• [Exercise] Could every line of the data be printed exactly as it reads?
---------- Material for this task
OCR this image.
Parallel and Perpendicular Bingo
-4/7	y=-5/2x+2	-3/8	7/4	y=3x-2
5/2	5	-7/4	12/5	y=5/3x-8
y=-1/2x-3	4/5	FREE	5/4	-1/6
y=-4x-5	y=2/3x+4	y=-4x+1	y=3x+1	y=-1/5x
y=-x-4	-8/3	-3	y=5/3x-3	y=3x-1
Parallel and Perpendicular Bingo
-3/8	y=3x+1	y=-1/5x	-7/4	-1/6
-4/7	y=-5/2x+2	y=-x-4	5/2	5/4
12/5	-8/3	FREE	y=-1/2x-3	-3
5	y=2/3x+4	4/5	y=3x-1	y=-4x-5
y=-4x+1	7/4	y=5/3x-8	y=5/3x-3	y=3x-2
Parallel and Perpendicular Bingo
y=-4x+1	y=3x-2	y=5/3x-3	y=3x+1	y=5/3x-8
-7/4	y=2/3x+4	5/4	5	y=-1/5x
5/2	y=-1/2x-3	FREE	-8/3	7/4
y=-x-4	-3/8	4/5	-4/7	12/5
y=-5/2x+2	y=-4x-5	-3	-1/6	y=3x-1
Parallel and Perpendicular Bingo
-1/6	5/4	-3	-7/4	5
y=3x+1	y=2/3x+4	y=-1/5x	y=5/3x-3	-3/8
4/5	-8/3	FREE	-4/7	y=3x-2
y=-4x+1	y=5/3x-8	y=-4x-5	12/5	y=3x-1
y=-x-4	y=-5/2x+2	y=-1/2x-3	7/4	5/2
--------------------
• [Reply to the exercise]
OCR this image.
Parallel and Perpendicular Bingo
-4/7	y=-5/2x+2	-3/8	7/4	y=3x-2
5/2	5	-7/4	12/5	y=5/3x-8
y=-1/2x-3	4/5	FREE	5/4	-1/6
y=-4x-5	y=2/3x+4	y=-4x+1	y=3x+1	y=-1/5x
y=-x-4	-8/3	-3	y=5/3x-3	y=3x-1
Parallel and Perpendicular Bingo
-3/8	y=3x+1	y=-1/5x	-7/4	-1/6
-4/7	y=-5/2x+2	y=-x-4	5/2	5/4
12/5	-8/3	FREE	y=-1/2x-3	-3
5	y=2/3x+4	4/5	y=3x-1	y=-4x-5
y=-4x+1	7/4	y=5/3x-8	y=5/3x-3	y=3x-2
Parallel and Perpendicular Bingo
y=-4x+1	y=3x-2	y=5/3x-3	y=3x+1	y=5/3x-8
-7/4	y=2/3x+4	5/4	5	y=-1/5x
5/2	y=-1/2x-3	FREE	-8/3	7/4
y=-x-4	-3/8	4/5	-4/7	12/5
y=-5/2x+2	y=-4x-5	-3	-1/6	y=3x-1
Parallel and Perpendicular Bingo
-1/6	5/4	-3	-7/4	5
y=3x+1	y=2/3x+4	y=-1/5x	y=5/3x-3	-3/8
4/5	-8/3	FREE	-4/7	y=3x-2
y=-4x+1	y=5/3x-8	y=-4x-5	12/5	y=3x-1
y=-x-4	y=-5/2x+2	y=-1/2x-3	7/4	5/2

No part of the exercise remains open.